Repeat the material verbatim and drop the pictures.

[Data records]
>> BEGIN

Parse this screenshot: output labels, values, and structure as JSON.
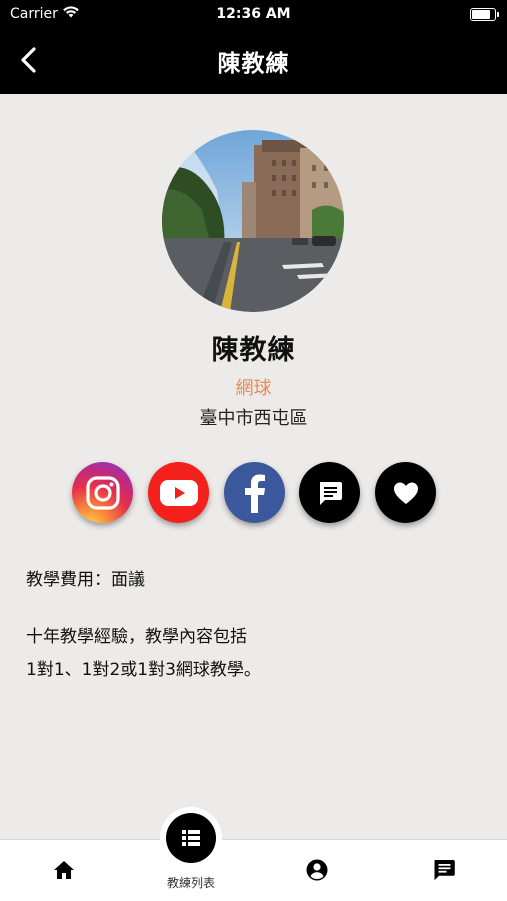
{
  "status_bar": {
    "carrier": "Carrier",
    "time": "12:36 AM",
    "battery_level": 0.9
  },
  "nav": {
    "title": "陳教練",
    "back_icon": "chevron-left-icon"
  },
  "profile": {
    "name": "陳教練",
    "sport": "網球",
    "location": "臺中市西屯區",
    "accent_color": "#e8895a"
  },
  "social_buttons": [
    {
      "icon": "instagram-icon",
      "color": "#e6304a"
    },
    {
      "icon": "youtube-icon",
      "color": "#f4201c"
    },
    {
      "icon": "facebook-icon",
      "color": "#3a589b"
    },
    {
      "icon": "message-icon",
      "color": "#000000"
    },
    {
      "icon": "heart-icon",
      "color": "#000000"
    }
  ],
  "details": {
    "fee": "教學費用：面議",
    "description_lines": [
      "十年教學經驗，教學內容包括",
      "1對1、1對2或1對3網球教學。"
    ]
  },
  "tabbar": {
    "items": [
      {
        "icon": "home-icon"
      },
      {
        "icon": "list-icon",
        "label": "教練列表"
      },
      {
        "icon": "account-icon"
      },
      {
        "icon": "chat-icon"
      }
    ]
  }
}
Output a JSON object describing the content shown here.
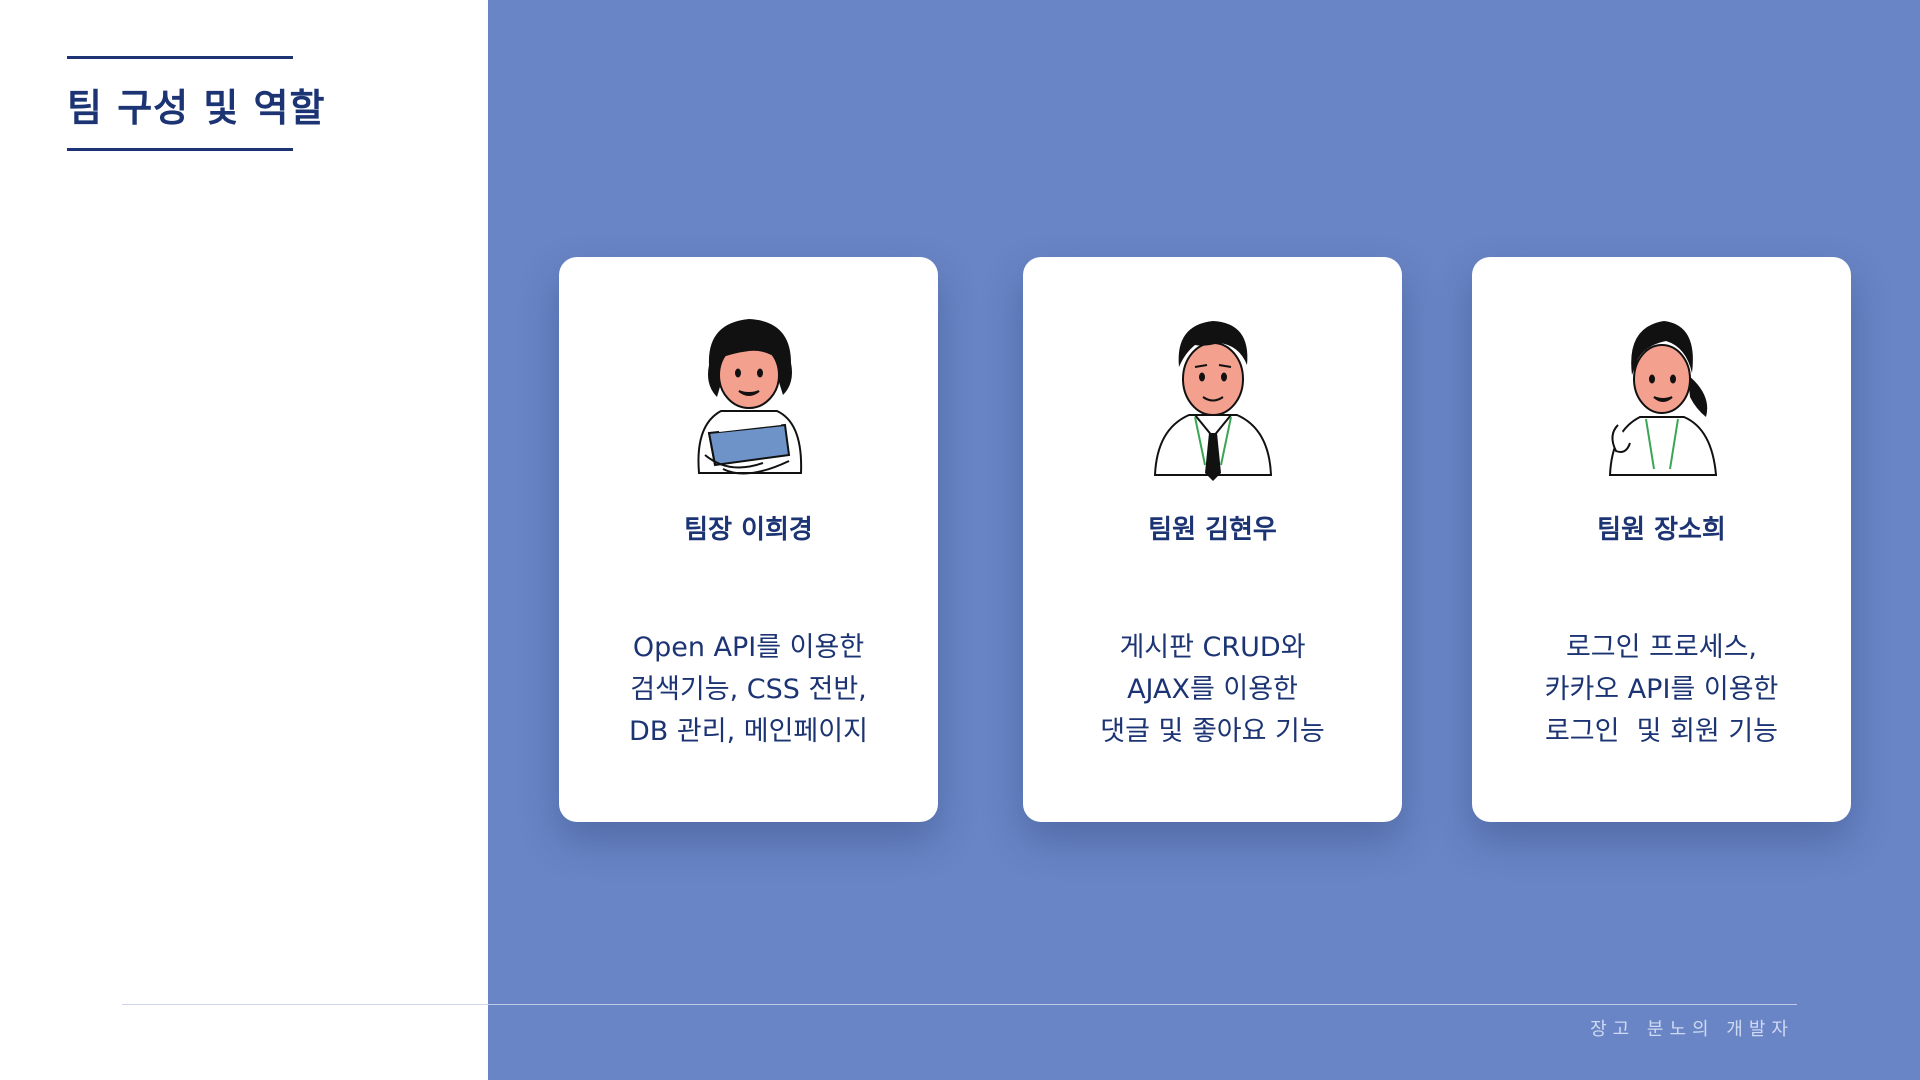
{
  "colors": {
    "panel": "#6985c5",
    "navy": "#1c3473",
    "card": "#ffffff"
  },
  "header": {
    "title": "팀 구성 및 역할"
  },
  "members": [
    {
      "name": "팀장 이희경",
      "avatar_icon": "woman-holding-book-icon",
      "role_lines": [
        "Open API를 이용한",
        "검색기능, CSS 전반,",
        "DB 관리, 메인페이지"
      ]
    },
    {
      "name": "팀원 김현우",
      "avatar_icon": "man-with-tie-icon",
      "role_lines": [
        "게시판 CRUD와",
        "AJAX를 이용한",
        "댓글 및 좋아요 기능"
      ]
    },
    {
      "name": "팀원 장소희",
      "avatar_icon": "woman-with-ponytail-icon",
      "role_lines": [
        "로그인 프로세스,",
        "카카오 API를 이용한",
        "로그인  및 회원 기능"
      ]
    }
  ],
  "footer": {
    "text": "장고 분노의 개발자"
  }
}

>> END

◆ RESULT:
Parse this screenshot: output labels, values, and structure as JSON.
{
  "status_bar": {
    "carrier": "Carrier",
    "time": "12:36 AM",
    "battery_level": 0.9
  },
  "nav": {
    "title": "陳教練",
    "back_icon": "chevron-left-icon"
  },
  "profile": {
    "name": "陳教練",
    "sport": "網球",
    "location": "臺中市西屯區",
    "accent_color": "#e8895a"
  },
  "social_buttons": [
    {
      "icon": "instagram-icon",
      "color": "#e6304a"
    },
    {
      "icon": "youtube-icon",
      "color": "#f4201c"
    },
    {
      "icon": "facebook-icon",
      "color": "#3a589b"
    },
    {
      "icon": "message-icon",
      "color": "#000000"
    },
    {
      "icon": "heart-icon",
      "color": "#000000"
    }
  ],
  "details": {
    "fee": "教學費用：面議",
    "description_lines": [
      "十年教學經驗，教學內容包括",
      "1對1、1對2或1對3網球教學。"
    ]
  },
  "tabbar": {
    "items": [
      {
        "icon": "home-icon"
      },
      {
        "icon": "list-icon",
        "label": "教練列表"
      },
      {
        "icon": "account-icon"
      },
      {
        "icon": "chat-icon"
      }
    ]
  }
}
Output a JSON object describing the content shown here.
{
  "colors": {
    "panel": "#6985c5",
    "navy": "#1c3473",
    "card": "#ffffff"
  },
  "header": {
    "title": "팀 구성 및 역할"
  },
  "members": [
    {
      "name": "팀장 이희경",
      "avatar_icon": "woman-holding-book-icon",
      "role_lines": [
        "Open API를 이용한",
        "검색기능, CSS 전반,",
        "DB 관리, 메인페이지"
      ]
    },
    {
      "name": "팀원 김현우",
      "avatar_icon": "man-with-tie-icon",
      "role_lines": [
        "게시판 CRUD와",
        "AJAX를 이용한",
        "댓글 및 좋아요 기능"
      ]
    },
    {
      "name": "팀원 장소희",
      "avatar_icon": "woman-with-ponytail-icon",
      "role_lines": [
        "로그인 프로세스,",
        "카카오 API를 이용한",
        "로그인  및 회원 기능"
      ]
    }
  ],
  "footer": {
    "text": "장고 분노의 개발자"
  }
}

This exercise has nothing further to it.